Written request
Select and copy out every line in the records containing "structured".

Information provided
------------------------------------

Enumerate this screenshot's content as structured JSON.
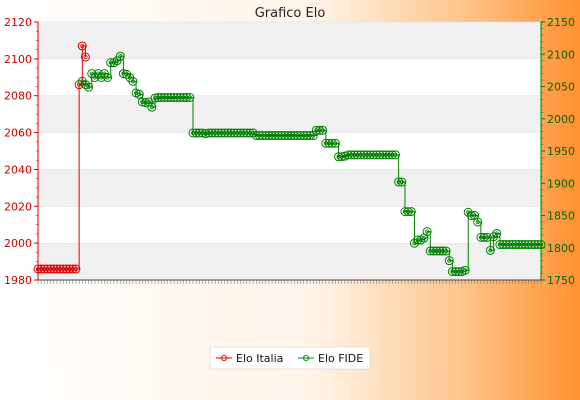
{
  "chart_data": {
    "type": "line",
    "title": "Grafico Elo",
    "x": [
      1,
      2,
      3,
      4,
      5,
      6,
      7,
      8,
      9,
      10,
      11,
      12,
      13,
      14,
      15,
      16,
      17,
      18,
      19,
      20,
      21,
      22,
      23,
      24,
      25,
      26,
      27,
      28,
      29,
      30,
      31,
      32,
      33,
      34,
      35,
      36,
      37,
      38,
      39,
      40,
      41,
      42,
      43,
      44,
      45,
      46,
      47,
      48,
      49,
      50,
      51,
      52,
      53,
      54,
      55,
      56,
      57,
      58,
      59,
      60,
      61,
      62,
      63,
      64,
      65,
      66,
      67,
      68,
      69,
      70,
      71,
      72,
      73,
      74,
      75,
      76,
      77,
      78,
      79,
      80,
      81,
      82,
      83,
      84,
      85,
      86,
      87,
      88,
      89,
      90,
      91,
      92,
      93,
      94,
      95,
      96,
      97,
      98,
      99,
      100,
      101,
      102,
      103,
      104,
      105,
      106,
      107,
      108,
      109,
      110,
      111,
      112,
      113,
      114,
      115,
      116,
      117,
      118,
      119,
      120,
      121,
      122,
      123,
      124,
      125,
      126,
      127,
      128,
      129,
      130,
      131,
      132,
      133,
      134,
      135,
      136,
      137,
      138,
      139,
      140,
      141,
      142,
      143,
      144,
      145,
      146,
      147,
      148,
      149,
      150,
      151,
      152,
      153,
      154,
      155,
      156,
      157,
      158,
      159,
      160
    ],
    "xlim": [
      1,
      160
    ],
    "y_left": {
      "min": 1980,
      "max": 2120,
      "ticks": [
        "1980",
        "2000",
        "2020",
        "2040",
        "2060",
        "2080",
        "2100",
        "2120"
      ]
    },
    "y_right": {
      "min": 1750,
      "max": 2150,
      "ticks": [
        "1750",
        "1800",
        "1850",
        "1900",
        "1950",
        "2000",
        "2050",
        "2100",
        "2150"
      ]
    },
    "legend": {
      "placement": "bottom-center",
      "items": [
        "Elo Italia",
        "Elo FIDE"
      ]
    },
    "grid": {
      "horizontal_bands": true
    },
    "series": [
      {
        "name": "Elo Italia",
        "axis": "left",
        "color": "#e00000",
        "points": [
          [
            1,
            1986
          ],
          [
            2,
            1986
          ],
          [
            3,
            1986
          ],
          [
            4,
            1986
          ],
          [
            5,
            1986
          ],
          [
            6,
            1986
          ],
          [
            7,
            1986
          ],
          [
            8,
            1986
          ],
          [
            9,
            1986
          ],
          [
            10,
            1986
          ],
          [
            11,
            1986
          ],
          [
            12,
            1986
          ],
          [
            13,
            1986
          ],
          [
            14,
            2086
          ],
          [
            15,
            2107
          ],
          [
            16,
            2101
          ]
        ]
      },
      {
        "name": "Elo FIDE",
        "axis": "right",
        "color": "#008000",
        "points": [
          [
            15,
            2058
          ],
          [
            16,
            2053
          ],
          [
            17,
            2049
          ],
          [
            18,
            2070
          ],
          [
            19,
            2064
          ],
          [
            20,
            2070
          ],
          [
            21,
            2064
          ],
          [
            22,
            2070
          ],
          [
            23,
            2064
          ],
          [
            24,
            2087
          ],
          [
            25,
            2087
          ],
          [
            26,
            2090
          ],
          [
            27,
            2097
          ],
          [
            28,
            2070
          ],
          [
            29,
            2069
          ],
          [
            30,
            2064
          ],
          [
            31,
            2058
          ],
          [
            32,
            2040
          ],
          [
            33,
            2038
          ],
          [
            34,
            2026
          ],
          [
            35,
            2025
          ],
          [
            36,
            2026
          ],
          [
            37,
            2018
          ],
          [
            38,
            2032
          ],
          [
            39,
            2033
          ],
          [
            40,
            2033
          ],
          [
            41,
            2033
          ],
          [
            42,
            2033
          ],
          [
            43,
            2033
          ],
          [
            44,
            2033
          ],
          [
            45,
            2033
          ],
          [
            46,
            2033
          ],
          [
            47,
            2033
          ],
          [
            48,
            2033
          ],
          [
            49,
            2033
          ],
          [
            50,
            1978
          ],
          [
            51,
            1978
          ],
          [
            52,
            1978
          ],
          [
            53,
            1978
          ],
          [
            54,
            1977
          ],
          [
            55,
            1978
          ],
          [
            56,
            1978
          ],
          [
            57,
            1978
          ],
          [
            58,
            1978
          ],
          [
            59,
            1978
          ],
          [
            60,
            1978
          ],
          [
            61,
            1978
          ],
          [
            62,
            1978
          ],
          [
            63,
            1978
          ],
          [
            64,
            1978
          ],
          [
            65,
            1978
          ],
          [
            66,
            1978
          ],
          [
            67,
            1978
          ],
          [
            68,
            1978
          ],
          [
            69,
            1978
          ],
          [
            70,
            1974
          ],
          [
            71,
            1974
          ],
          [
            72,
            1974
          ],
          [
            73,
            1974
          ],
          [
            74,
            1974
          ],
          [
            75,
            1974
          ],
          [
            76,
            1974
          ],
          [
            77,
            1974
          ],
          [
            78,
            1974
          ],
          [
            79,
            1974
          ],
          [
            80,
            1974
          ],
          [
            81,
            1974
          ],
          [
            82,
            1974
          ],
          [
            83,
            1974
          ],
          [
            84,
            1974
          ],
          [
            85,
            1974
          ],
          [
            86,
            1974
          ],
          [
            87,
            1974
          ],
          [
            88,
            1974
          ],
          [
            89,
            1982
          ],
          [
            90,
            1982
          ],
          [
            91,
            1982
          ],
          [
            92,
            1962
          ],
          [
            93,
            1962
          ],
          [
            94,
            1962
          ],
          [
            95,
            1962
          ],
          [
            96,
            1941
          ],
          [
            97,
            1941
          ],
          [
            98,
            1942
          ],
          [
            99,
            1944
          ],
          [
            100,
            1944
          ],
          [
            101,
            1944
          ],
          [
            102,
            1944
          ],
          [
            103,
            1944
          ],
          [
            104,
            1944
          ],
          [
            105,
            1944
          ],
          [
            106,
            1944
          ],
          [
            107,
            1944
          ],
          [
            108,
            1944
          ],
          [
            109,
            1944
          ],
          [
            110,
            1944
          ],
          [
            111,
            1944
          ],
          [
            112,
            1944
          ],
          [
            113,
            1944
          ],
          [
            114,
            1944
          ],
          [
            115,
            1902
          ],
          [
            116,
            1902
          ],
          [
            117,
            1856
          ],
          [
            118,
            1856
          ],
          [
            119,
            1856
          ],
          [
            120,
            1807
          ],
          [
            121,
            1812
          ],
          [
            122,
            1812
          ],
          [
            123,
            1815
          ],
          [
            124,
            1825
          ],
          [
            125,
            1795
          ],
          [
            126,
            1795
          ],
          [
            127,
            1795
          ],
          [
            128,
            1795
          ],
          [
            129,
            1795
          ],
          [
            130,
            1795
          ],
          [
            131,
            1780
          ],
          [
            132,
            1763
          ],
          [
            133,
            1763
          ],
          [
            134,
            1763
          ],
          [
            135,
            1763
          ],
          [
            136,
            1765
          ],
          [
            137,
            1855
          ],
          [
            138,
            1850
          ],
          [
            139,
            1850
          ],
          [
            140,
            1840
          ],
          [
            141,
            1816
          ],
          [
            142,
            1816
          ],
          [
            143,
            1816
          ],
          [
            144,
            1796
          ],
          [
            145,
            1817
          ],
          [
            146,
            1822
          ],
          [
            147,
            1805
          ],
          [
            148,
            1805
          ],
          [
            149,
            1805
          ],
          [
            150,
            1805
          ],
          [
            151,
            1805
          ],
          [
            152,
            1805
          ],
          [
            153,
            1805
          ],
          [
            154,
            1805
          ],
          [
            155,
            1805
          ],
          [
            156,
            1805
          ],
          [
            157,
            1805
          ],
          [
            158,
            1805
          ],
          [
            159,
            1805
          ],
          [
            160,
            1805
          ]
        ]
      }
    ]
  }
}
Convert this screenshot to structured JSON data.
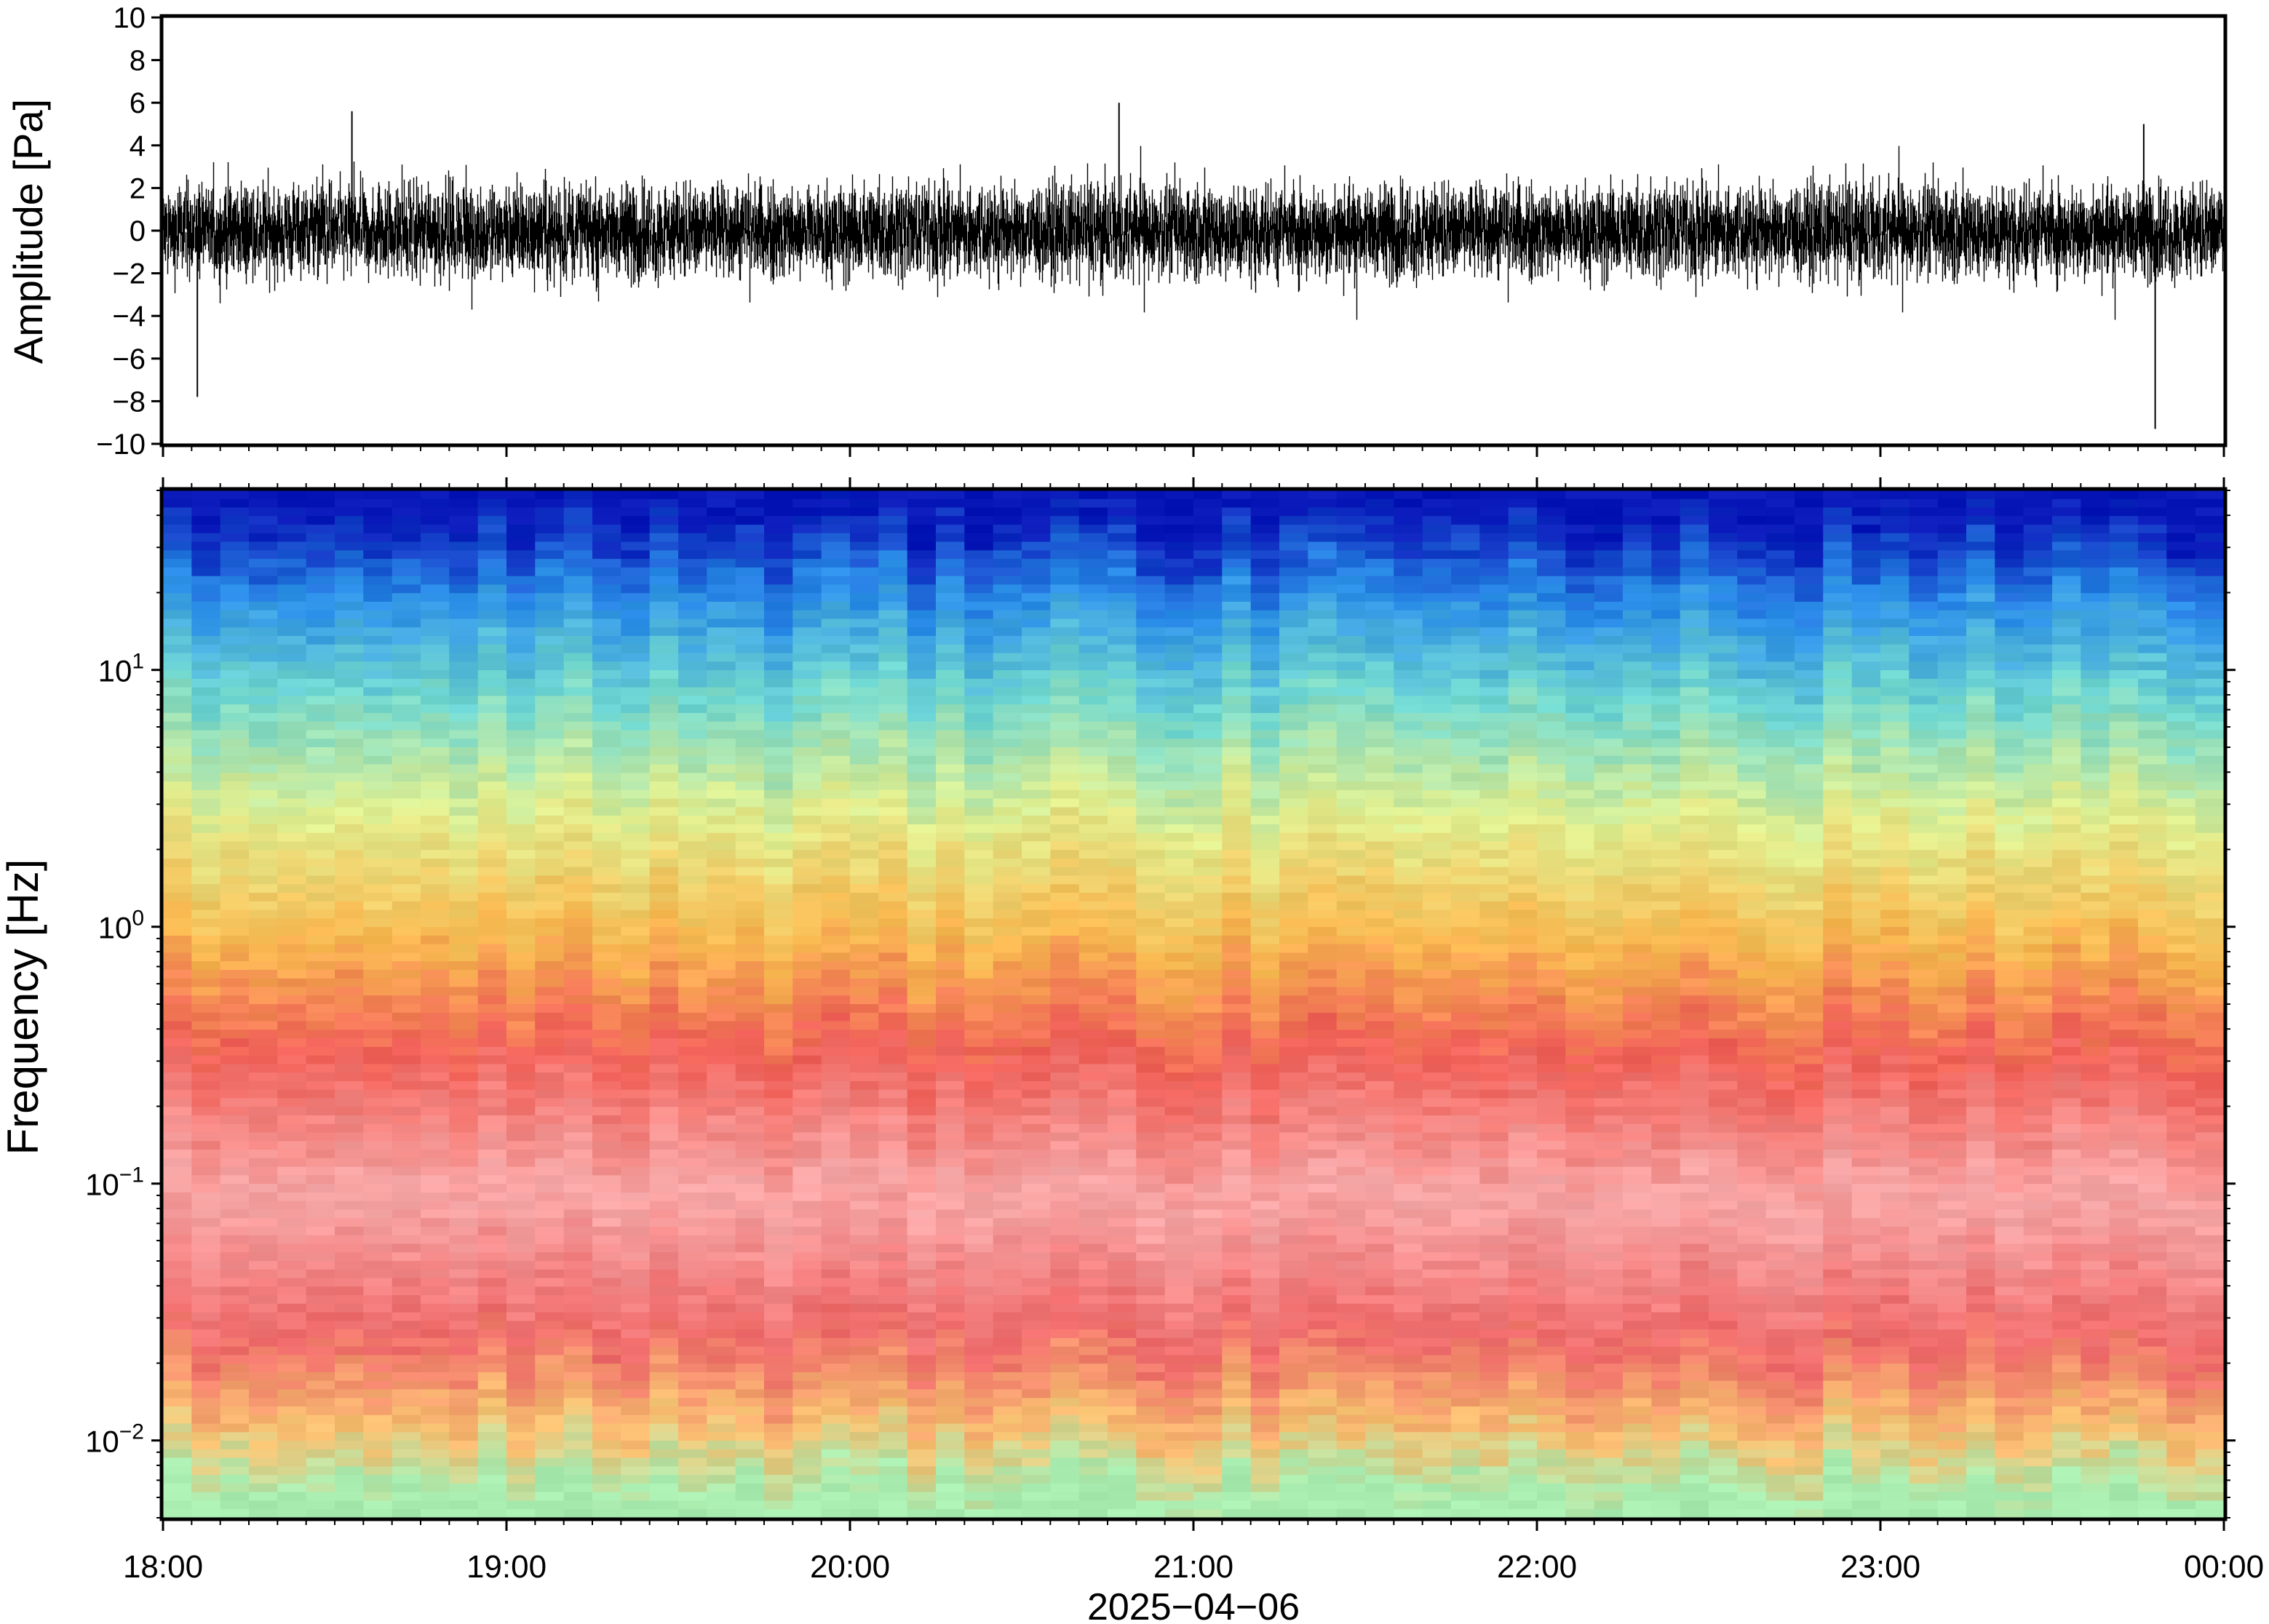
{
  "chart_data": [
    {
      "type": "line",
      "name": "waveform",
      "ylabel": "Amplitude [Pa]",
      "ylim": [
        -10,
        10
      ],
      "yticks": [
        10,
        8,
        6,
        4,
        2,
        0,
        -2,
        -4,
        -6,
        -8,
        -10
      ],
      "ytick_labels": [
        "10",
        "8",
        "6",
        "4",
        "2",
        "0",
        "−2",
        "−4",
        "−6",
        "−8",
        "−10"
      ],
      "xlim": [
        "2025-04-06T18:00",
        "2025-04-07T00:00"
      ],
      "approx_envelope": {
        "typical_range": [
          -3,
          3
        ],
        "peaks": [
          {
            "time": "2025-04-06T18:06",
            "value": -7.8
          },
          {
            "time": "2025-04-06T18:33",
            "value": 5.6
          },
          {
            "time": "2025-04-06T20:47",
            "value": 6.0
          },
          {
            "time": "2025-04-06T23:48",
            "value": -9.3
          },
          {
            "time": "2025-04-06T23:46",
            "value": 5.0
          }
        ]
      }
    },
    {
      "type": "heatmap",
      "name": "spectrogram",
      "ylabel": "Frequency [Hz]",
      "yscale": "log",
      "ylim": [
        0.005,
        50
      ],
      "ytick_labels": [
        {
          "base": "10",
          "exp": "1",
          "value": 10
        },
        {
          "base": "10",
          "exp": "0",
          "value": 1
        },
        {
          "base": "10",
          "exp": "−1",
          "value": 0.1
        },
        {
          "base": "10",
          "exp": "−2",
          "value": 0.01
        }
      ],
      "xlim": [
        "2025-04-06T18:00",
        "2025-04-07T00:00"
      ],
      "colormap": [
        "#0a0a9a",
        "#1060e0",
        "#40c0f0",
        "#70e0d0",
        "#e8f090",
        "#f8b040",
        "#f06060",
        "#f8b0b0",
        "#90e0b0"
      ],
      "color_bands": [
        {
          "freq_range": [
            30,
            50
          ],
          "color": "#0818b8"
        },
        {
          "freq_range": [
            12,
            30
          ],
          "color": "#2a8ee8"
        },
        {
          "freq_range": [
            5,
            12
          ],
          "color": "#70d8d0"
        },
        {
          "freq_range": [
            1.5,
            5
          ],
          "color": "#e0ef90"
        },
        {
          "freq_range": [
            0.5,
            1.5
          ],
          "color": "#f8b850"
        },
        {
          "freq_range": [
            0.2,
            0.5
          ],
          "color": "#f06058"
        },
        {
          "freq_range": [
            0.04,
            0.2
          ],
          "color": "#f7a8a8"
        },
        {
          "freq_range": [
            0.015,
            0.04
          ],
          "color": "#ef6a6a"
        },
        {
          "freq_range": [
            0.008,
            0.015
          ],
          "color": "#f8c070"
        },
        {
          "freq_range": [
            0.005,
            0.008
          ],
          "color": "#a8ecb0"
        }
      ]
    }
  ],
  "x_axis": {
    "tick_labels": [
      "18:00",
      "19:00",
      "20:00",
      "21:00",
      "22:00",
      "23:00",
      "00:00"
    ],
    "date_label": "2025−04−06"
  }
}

------------------------------------

Reply to the task
Enumerate this screenshot's content as structured JSON.
Convert this screenshot to structured JSON data.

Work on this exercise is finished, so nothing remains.